What the task asks:
Switch every "data-point" in the records below to "scatter-point" and give all the lines again, with nothing else changed.

+++ Data entries

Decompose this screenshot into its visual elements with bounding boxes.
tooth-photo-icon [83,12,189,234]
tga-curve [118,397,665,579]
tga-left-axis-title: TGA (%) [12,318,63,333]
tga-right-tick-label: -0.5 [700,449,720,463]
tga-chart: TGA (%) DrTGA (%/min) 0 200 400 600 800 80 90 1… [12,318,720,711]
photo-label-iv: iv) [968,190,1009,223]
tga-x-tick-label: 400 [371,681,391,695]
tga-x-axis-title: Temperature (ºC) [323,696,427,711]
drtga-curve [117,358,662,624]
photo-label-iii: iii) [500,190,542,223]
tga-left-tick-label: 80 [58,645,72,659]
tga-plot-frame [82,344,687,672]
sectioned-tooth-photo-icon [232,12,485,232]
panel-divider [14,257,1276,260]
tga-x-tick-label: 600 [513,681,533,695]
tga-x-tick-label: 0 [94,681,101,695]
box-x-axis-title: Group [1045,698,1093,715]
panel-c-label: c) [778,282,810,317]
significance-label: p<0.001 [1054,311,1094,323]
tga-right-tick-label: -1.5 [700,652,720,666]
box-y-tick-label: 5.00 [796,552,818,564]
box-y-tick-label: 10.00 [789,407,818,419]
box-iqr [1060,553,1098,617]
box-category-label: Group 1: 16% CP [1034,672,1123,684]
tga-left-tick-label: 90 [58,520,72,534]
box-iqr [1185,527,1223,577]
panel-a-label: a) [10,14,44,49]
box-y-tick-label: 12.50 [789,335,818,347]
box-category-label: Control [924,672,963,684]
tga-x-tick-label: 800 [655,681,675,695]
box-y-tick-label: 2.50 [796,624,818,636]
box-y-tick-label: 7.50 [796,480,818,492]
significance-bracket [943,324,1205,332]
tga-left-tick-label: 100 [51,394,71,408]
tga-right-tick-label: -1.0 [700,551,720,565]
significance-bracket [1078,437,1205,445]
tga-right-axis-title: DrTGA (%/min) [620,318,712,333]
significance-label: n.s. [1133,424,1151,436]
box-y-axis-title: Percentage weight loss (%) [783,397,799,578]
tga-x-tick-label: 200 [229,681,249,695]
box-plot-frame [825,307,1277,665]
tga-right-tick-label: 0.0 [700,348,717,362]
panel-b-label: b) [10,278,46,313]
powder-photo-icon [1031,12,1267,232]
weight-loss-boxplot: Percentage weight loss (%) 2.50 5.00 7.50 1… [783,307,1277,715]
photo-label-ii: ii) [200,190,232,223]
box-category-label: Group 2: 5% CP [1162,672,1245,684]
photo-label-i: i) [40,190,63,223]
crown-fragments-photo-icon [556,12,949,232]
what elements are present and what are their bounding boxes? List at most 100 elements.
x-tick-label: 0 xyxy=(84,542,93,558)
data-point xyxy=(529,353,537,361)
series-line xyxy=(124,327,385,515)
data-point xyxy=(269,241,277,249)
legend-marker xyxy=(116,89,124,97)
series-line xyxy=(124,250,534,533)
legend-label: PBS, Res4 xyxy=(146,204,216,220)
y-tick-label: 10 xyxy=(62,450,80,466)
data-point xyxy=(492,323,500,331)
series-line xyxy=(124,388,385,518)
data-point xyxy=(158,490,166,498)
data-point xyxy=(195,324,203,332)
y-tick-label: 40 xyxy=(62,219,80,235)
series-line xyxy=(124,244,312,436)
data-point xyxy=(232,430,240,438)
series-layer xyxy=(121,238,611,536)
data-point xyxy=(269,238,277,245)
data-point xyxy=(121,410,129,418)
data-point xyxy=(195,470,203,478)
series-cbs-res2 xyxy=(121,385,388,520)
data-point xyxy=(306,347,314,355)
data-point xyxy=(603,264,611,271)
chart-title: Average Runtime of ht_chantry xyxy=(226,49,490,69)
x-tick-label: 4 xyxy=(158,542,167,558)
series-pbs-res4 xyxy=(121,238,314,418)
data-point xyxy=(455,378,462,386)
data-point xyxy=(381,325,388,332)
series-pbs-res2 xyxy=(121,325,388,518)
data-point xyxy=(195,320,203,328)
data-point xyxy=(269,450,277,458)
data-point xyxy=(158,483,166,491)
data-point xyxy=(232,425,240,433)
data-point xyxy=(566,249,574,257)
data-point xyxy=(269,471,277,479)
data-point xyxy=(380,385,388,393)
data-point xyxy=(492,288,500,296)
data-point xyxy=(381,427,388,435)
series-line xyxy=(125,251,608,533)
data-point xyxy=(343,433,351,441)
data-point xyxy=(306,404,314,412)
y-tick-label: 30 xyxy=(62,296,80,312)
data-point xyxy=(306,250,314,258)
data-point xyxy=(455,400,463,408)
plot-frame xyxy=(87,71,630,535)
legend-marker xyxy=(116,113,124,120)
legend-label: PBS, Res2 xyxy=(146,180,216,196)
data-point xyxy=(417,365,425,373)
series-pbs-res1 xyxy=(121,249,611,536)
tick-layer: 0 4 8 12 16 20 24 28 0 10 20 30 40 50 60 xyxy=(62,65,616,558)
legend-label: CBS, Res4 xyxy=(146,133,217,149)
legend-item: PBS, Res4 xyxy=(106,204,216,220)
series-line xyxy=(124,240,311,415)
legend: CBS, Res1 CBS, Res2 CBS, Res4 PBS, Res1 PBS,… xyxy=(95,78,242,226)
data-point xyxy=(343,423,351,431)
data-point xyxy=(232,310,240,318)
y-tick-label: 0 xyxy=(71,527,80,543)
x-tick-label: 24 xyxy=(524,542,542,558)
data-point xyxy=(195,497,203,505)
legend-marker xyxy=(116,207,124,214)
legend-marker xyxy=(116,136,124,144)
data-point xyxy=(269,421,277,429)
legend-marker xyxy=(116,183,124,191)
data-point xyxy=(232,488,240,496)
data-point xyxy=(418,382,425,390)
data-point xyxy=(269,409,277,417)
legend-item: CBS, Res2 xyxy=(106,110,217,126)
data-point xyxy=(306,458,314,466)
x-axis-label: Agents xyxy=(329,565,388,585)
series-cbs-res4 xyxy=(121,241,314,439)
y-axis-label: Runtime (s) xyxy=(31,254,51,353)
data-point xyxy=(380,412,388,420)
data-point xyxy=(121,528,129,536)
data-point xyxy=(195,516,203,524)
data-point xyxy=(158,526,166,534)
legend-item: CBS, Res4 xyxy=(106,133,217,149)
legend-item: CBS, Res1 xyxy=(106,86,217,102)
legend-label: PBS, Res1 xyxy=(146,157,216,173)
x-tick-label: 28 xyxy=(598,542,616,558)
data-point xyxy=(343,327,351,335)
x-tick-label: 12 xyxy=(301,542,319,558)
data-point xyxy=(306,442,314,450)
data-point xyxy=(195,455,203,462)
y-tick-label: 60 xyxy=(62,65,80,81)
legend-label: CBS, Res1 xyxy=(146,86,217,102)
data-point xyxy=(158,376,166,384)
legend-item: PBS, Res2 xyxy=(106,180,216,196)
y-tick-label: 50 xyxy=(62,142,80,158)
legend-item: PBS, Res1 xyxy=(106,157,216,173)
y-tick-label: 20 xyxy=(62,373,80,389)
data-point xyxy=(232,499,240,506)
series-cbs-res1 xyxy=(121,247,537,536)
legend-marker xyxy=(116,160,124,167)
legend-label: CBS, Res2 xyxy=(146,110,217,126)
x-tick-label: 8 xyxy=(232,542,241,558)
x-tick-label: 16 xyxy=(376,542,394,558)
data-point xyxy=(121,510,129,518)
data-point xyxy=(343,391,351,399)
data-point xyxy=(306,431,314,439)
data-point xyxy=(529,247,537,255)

++++++

Answer to this task:
Decompose this screenshot into its visual elements with bounding boxes.
tooth-photo-icon [83,12,189,234]
tga-curve [118,397,665,579]
tga-left-axis-title: TGA (%) [12,318,63,333]
tga-right-tick-label: -0.5 [700,449,720,463]
tga-chart: TGA (%) DrTGA (%/min) 0 200 400 600 800 80 90 1… [12,318,720,711]
photo-label-iv: iv) [968,190,1009,223]
tga-x-tick-label: 400 [371,681,391,695]
tga-x-axis-title: Temperature (ºC) [323,696,427,711]
drtga-curve [117,358,662,624]
photo-label-iii: iii) [500,190,542,223]
tga-left-tick-label: 80 [58,645,72,659]
tga-plot-frame [82,344,687,672]
sectioned-tooth-photo-icon [232,12,485,232]
panel-divider [14,257,1276,260]
tga-x-tick-label: 600 [513,681,533,695]
tga-x-tick-label: 0 [94,681,101,695]
box-x-axis-title: Group [1045,698,1093,715]
panel-c-label: c) [778,282,810,317]
significance-label: p<0.001 [1054,311,1094,323]
tga-right-tick-label: -1.5 [700,652,720,666]
box-y-tick-label: 5.00 [796,552,818,564]
box-y-tick-label: 10.00 [789,407,818,419]
box-iqr [1060,553,1098,617]
box-category-label: Group 1: 16% CP [1034,672,1123,684]
tga-left-tick-label: 90 [58,520,72,534]
box-iqr [1185,527,1223,577]
panel-a-label: a) [10,14,44,49]
box-y-tick-label: 12.50 [789,335,818,347]
box-category-label: Control [924,672,963,684]
tga-x-tick-label: 800 [655,681,675,695]
box-y-tick-label: 2.50 [796,624,818,636]
box-y-tick-label: 7.50 [796,480,818,492]
significance-bracket [943,324,1205,332]
tga-left-tick-label: 100 [51,394,71,408]
tga-right-tick-label: -1.0 [700,551,720,565]
significance-bracket [1078,437,1205,445]
tga-right-axis-title: DrTGA (%/min) [620,318,712,333]
significance-label: n.s. [1133,424,1151,436]
box-y-axis-title: Percentage weight loss (%) [783,397,799,578]
tga-x-tick-label: 200 [229,681,249,695]
box-plot-frame [825,307,1277,665]
tga-right-tick-label: 0.0 [700,348,717,362]
panel-b-label: b) [10,278,46,313]
powder-photo-icon [1031,12,1267,232]
weight-loss-boxplot: Percentage weight loss (%) 2.50 5.00 7.50 1… [783,307,1277,715]
photo-label-ii: ii) [200,190,232,223]
box-category-label: Group 2: 5% CP [1162,672,1245,684]
photo-label-i: i) [40,190,63,223]
crown-fragments-photo-icon [556,12,949,232]
what elements are present and what are their bounding boxes? List at most 100 elements.
x-tick-label: 0 xyxy=(84,542,93,558)
scatter-point xyxy=(529,353,537,361)
series-line xyxy=(124,327,385,515)
scatter-point xyxy=(269,241,277,249)
legend-marker xyxy=(116,89,124,97)
series-line xyxy=(124,250,534,533)
legend-label: PBS, Res4 xyxy=(146,204,216,220)
y-tick-label: 10 xyxy=(62,450,80,466)
scatter-point xyxy=(492,323,500,331)
series-line xyxy=(124,388,385,518)
scatter-point xyxy=(158,490,166,498)
scatter-point xyxy=(195,324,203,332)
y-tick-label: 40 xyxy=(62,219,80,235)
series-line xyxy=(124,244,312,436)
scatter-point xyxy=(232,430,240,438)
series-layer xyxy=(121,238,611,536)
scatter-point xyxy=(269,238,277,245)
scatter-point xyxy=(121,410,129,418)
scatter-point xyxy=(195,470,203,478)
series-cbs-res2 xyxy=(121,385,388,520)
scatter-point xyxy=(306,347,314,355)
scatter-point xyxy=(603,264,611,271)
chart-title: Average Runtime of ht_chantry xyxy=(226,49,490,69)
x-tick-label: 4 xyxy=(158,542,167,558)
series-pbs-res4 xyxy=(121,238,314,418)
scatter-point xyxy=(455,378,462,386)
scatter-point xyxy=(381,325,388,332)
series-pbs-res2 xyxy=(121,325,388,518)
scatter-point xyxy=(195,320,203,328)
scatter-point xyxy=(269,450,277,458)
scatter-point xyxy=(158,483,166,491)
scatter-point xyxy=(232,425,240,433)
scatter-point xyxy=(566,249,574,257)
scatter-point xyxy=(269,471,277,479)
scatter-point xyxy=(380,385,388,393)
scatter-point xyxy=(492,288,500,296)
scatter-point xyxy=(381,427,388,435)
series-line xyxy=(125,251,608,533)
scatter-point xyxy=(343,433,351,441)
scatter-point xyxy=(306,404,314,412)
y-tick-label: 30 xyxy=(62,296,80,312)
scatter-point xyxy=(306,250,314,258)
scatter-point xyxy=(455,400,463,408)
plot-frame xyxy=(87,71,630,535)
legend-marker xyxy=(116,113,124,120)
legend-label: PBS, Res2 xyxy=(146,180,216,196)
scatter-point xyxy=(417,365,425,373)
series-pbs-res1 xyxy=(121,249,611,536)
tick-layer: 0 4 8 12 16 20 24 28 0 10 20 30 40 50 60 xyxy=(62,65,616,558)
legend-label: CBS, Res4 xyxy=(146,133,217,149)
legend-item: PBS, Res4 xyxy=(106,204,216,220)
series-line xyxy=(124,240,311,415)
legend: CBS, Res1 CBS, Res2 CBS, Res4 PBS, Res1 PBS,… xyxy=(95,78,242,226)
scatter-point xyxy=(343,423,351,431)
scatter-point xyxy=(232,310,240,318)
y-tick-label: 0 xyxy=(71,527,80,543)
x-tick-label: 24 xyxy=(524,542,542,558)
scatter-point xyxy=(195,497,203,505)
legend-marker xyxy=(116,207,124,214)
legend-marker xyxy=(116,136,124,144)
scatter-point xyxy=(269,421,277,429)
legend-marker xyxy=(116,183,124,191)
scatter-point xyxy=(232,488,240,496)
scatter-point xyxy=(418,382,425,390)
scatter-point xyxy=(269,409,277,417)
legend-item: CBS, Res2 xyxy=(106,110,217,126)
scatter-point xyxy=(306,458,314,466)
x-axis-label: Agents xyxy=(329,565,388,585)
series-cbs-res4 xyxy=(121,241,314,439)
y-axis-label: Runtime (s) xyxy=(31,254,51,353)
scatter-point xyxy=(380,412,388,420)
scatter-point xyxy=(121,528,129,536)
scatter-point xyxy=(195,516,203,524)
scatter-point xyxy=(158,526,166,534)
legend-item: CBS, Res4 xyxy=(106,133,217,149)
legend-item: CBS, Res1 xyxy=(106,86,217,102)
legend-label: PBS, Res1 xyxy=(146,157,216,173)
x-tick-label: 28 xyxy=(598,542,616,558)
scatter-point xyxy=(343,327,351,335)
x-tick-label: 12 xyxy=(301,542,319,558)
scatter-point xyxy=(306,442,314,450)
scatter-point xyxy=(195,455,203,462)
y-tick-label: 60 xyxy=(62,65,80,81)
legend-label: CBS, Res1 xyxy=(146,86,217,102)
scatter-point xyxy=(158,376,166,384)
legend-item: PBS, Res2 xyxy=(106,180,216,196)
y-tick-label: 50 xyxy=(62,142,80,158)
legend-item: PBS, Res1 xyxy=(106,157,216,173)
y-tick-label: 20 xyxy=(62,373,80,389)
scatter-point xyxy=(232,499,240,506)
series-cbs-res1 xyxy=(121,247,537,536)
legend-marker xyxy=(116,160,124,167)
legend-label: CBS, Res2 xyxy=(146,110,217,126)
x-tick-label: 8 xyxy=(232,542,241,558)
x-tick-label: 16 xyxy=(376,542,394,558)
scatter-point xyxy=(121,510,129,518)
scatter-point xyxy=(343,391,351,399)
scatter-point xyxy=(306,431,314,439)
scatter-point xyxy=(529,247,537,255)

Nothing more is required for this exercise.